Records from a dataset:
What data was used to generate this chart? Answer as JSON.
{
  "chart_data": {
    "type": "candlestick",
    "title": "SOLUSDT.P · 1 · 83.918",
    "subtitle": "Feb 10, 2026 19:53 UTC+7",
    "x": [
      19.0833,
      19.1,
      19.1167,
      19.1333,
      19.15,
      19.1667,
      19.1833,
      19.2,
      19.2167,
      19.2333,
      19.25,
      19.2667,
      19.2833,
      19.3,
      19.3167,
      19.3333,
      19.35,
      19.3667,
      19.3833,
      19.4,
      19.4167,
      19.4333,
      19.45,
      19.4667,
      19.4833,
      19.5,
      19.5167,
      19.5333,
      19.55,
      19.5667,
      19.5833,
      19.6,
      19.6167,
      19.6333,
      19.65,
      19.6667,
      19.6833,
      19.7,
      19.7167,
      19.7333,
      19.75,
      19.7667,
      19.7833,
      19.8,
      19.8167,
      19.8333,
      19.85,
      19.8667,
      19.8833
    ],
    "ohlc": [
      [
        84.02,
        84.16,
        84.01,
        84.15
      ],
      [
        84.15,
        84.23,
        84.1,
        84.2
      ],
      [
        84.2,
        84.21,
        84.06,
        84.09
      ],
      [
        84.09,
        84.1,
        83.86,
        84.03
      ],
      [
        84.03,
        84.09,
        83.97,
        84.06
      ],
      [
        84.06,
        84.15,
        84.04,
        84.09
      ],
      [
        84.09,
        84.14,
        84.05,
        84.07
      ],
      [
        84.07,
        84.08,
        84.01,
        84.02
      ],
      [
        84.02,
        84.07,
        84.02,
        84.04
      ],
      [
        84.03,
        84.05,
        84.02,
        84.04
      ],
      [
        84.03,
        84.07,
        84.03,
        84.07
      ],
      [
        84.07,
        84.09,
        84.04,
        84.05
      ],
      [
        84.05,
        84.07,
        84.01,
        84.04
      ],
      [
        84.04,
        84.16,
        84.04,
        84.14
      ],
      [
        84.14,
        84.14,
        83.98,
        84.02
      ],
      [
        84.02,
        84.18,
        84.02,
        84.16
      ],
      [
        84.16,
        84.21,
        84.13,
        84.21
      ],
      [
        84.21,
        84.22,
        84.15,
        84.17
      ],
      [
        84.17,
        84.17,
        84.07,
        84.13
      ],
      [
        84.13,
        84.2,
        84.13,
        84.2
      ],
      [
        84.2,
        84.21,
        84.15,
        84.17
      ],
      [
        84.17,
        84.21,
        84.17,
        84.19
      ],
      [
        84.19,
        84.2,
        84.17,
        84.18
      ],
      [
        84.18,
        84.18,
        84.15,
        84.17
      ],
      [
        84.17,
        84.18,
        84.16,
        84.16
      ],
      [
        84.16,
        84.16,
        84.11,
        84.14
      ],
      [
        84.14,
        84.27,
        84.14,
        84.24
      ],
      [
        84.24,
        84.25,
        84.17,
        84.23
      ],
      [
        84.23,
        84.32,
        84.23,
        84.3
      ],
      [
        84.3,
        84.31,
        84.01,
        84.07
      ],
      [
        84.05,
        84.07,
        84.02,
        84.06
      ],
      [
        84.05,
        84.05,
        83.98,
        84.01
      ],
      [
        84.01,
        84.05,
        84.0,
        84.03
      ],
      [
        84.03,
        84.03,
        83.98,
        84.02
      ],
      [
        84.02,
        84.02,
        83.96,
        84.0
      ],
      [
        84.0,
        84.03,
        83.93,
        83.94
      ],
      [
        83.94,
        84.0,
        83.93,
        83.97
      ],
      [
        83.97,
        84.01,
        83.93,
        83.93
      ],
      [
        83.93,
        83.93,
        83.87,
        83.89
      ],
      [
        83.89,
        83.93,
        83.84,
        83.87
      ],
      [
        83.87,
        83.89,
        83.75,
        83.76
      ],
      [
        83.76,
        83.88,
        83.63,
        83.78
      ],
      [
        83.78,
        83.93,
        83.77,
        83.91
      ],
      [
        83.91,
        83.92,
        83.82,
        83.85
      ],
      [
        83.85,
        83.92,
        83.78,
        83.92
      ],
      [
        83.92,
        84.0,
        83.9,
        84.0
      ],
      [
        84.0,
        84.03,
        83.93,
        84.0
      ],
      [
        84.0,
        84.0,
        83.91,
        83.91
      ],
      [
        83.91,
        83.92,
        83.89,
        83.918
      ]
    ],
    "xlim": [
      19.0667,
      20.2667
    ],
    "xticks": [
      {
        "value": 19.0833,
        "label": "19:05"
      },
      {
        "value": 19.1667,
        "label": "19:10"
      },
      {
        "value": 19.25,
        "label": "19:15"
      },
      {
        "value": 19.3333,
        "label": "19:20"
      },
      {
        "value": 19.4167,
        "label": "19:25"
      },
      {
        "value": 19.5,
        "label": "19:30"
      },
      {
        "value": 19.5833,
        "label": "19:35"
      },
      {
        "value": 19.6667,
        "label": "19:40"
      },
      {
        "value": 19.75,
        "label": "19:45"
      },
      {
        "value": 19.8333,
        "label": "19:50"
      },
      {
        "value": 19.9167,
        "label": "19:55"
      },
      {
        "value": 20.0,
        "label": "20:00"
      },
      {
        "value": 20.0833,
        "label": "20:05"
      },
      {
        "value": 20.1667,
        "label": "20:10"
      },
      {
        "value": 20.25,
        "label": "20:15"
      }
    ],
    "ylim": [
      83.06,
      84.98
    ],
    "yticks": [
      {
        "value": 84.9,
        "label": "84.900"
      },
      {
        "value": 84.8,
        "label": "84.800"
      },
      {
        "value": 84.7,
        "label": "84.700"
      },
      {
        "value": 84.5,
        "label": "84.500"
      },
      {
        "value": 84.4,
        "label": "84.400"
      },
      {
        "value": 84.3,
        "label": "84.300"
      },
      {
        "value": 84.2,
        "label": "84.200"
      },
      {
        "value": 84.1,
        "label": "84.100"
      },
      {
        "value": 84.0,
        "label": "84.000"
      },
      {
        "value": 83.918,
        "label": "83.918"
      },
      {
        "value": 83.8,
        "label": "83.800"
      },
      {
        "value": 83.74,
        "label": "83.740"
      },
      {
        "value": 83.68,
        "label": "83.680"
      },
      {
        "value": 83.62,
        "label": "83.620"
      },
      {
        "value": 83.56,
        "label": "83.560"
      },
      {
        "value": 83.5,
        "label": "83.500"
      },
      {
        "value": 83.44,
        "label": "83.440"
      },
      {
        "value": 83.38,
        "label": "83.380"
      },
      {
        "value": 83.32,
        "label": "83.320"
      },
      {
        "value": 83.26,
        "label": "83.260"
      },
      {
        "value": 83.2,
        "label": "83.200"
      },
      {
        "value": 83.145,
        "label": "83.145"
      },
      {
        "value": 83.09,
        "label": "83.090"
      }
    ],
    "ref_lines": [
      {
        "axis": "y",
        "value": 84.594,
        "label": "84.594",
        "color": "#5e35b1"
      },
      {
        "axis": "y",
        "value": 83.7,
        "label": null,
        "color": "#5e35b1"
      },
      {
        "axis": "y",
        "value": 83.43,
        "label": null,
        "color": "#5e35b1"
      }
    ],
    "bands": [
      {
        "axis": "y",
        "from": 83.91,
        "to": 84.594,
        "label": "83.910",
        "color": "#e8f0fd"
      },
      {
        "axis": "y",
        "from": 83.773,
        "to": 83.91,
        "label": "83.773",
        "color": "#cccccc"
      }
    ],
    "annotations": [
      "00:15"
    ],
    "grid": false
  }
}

Work to do:
Write every line of the material above again, exactly.

Written reply:
What data was used to generate this chart? Answer as JSON.
{
  "chart_data": {
    "type": "candlestick",
    "title": "SOLUSDT.P · 1 · 83.918",
    "subtitle": "Feb 10, 2026 19:53 UTC+7",
    "x": [
      19.0833,
      19.1,
      19.1167,
      19.1333,
      19.15,
      19.1667,
      19.1833,
      19.2,
      19.2167,
      19.2333,
      19.25,
      19.2667,
      19.2833,
      19.3,
      19.3167,
      19.3333,
      19.35,
      19.3667,
      19.3833,
      19.4,
      19.4167,
      19.4333,
      19.45,
      19.4667,
      19.4833,
      19.5,
      19.5167,
      19.5333,
      19.55,
      19.5667,
      19.5833,
      19.6,
      19.6167,
      19.6333,
      19.65,
      19.6667,
      19.6833,
      19.7,
      19.7167,
      19.7333,
      19.75,
      19.7667,
      19.7833,
      19.8,
      19.8167,
      19.8333,
      19.85,
      19.8667,
      19.8833
    ],
    "ohlc": [
      [
        84.02,
        84.16,
        84.01,
        84.15
      ],
      [
        84.15,
        84.23,
        84.1,
        84.2
      ],
      [
        84.2,
        84.21,
        84.06,
        84.09
      ],
      [
        84.09,
        84.1,
        83.86,
        84.03
      ],
      [
        84.03,
        84.09,
        83.97,
        84.06
      ],
      [
        84.06,
        84.15,
        84.04,
        84.09
      ],
      [
        84.09,
        84.14,
        84.05,
        84.07
      ],
      [
        84.07,
        84.08,
        84.01,
        84.02
      ],
      [
        84.02,
        84.07,
        84.02,
        84.04
      ],
      [
        84.03,
        84.05,
        84.02,
        84.04
      ],
      [
        84.03,
        84.07,
        84.03,
        84.07
      ],
      [
        84.07,
        84.09,
        84.04,
        84.05
      ],
      [
        84.05,
        84.07,
        84.01,
        84.04
      ],
      [
        84.04,
        84.16,
        84.04,
        84.14
      ],
      [
        84.14,
        84.14,
        83.98,
        84.02
      ],
      [
        84.02,
        84.18,
        84.02,
        84.16
      ],
      [
        84.16,
        84.21,
        84.13,
        84.21
      ],
      [
        84.21,
        84.22,
        84.15,
        84.17
      ],
      [
        84.17,
        84.17,
        84.07,
        84.13
      ],
      [
        84.13,
        84.2,
        84.13,
        84.2
      ],
      [
        84.2,
        84.21,
        84.15,
        84.17
      ],
      [
        84.17,
        84.21,
        84.17,
        84.19
      ],
      [
        84.19,
        84.2,
        84.17,
        84.18
      ],
      [
        84.18,
        84.18,
        84.15,
        84.17
      ],
      [
        84.17,
        84.18,
        84.16,
        84.16
      ],
      [
        84.16,
        84.16,
        84.11,
        84.14
      ],
      [
        84.14,
        84.27,
        84.14,
        84.24
      ],
      [
        84.24,
        84.25,
        84.17,
        84.23
      ],
      [
        84.23,
        84.32,
        84.23,
        84.3
      ],
      [
        84.3,
        84.31,
        84.01,
        84.07
      ],
      [
        84.05,
        84.07,
        84.02,
        84.06
      ],
      [
        84.05,
        84.05,
        83.98,
        84.01
      ],
      [
        84.01,
        84.05,
        84.0,
        84.03
      ],
      [
        84.03,
        84.03,
        83.98,
        84.02
      ],
      [
        84.02,
        84.02,
        83.96,
        84.0
      ],
      [
        84.0,
        84.03,
        83.93,
        83.94
      ],
      [
        83.94,
        84.0,
        83.93,
        83.97
      ],
      [
        83.97,
        84.01,
        83.93,
        83.93
      ],
      [
        83.93,
        83.93,
        83.87,
        83.89
      ],
      [
        83.89,
        83.93,
        83.84,
        83.87
      ],
      [
        83.87,
        83.89,
        83.75,
        83.76
      ],
      [
        83.76,
        83.88,
        83.63,
        83.78
      ],
      [
        83.78,
        83.93,
        83.77,
        83.91
      ],
      [
        83.91,
        83.92,
        83.82,
        83.85
      ],
      [
        83.85,
        83.92,
        83.78,
        83.92
      ],
      [
        83.92,
        84.0,
        83.9,
        84.0
      ],
      [
        84.0,
        84.03,
        83.93,
        84.0
      ],
      [
        84.0,
        84.0,
        83.91,
        83.91
      ],
      [
        83.91,
        83.92,
        83.89,
        83.918
      ]
    ],
    "xlim": [
      19.0667,
      20.2667
    ],
    "xticks": [
      {
        "value": 19.0833,
        "label": "19:05"
      },
      {
        "value": 19.1667,
        "label": "19:10"
      },
      {
        "value": 19.25,
        "label": "19:15"
      },
      {
        "value": 19.3333,
        "label": "19:20"
      },
      {
        "value": 19.4167,
        "label": "19:25"
      },
      {
        "value": 19.5,
        "label": "19:30"
      },
      {
        "value": 19.5833,
        "label": "19:35"
      },
      {
        "value": 19.6667,
        "label": "19:40"
      },
      {
        "value": 19.75,
        "label": "19:45"
      },
      {
        "value": 19.8333,
        "label": "19:50"
      },
      {
        "value": 19.9167,
        "label": "19:55"
      },
      {
        "value": 20.0,
        "label": "20:00"
      },
      {
        "value": 20.0833,
        "label": "20:05"
      },
      {
        "value": 20.1667,
        "label": "20:10"
      },
      {
        "value": 20.25,
        "label": "20:15"
      }
    ],
    "ylim": [
      83.06,
      84.98
    ],
    "yticks": [
      {
        "value": 84.9,
        "label": "84.900"
      },
      {
        "value": 84.8,
        "label": "84.800"
      },
      {
        "value": 84.7,
        "label": "84.700"
      },
      {
        "value": 84.5,
        "label": "84.500"
      },
      {
        "value": 84.4,
        "label": "84.400"
      },
      {
        "value": 84.3,
        "label": "84.300"
      },
      {
        "value": 84.2,
        "label": "84.200"
      },
      {
        "value": 84.1,
        "label": "84.100"
      },
      {
        "value": 84.0,
        "label": "84.000"
      },
      {
        "value": 83.918,
        "label": "83.918"
      },
      {
        "value": 83.8,
        "label": "83.800"
      },
      {
        "value": 83.74,
        "label": "83.740"
      },
      {
        "value": 83.68,
        "label": "83.680"
      },
      {
        "value": 83.62,
        "label": "83.620"
      },
      {
        "value": 83.56,
        "label": "83.560"
      },
      {
        "value": 83.5,
        "label": "83.500"
      },
      {
        "value": 83.44,
        "label": "83.440"
      },
      {
        "value": 83.38,
        "label": "83.380"
      },
      {
        "value": 83.32,
        "label": "83.320"
      },
      {
        "value": 83.26,
        "label": "83.260"
      },
      {
        "value": 83.2,
        "label": "83.200"
      },
      {
        "value": 83.145,
        "label": "83.145"
      },
      {
        "value": 83.09,
        "label": "83.090"
      }
    ],
    "ref_lines": [
      {
        "axis": "y",
        "value": 84.594,
        "label": "84.594",
        "color": "#5e35b1"
      },
      {
        "axis": "y",
        "value": 83.7,
        "label": null,
        "color": "#5e35b1"
      },
      {
        "axis": "y",
        "value": 83.43,
        "label": null,
        "color": "#5e35b1"
      }
    ],
    "bands": [
      {
        "axis": "y",
        "from": 83.91,
        "to": 84.594,
        "label": "83.910",
        "color": "#e8f0fd"
      },
      {
        "axis": "y",
        "from": 83.773,
        "to": 83.91,
        "label": "83.773",
        "color": "#cccccc"
      }
    ],
    "annotations": [
      "00:15"
    ],
    "grid": false
  }
}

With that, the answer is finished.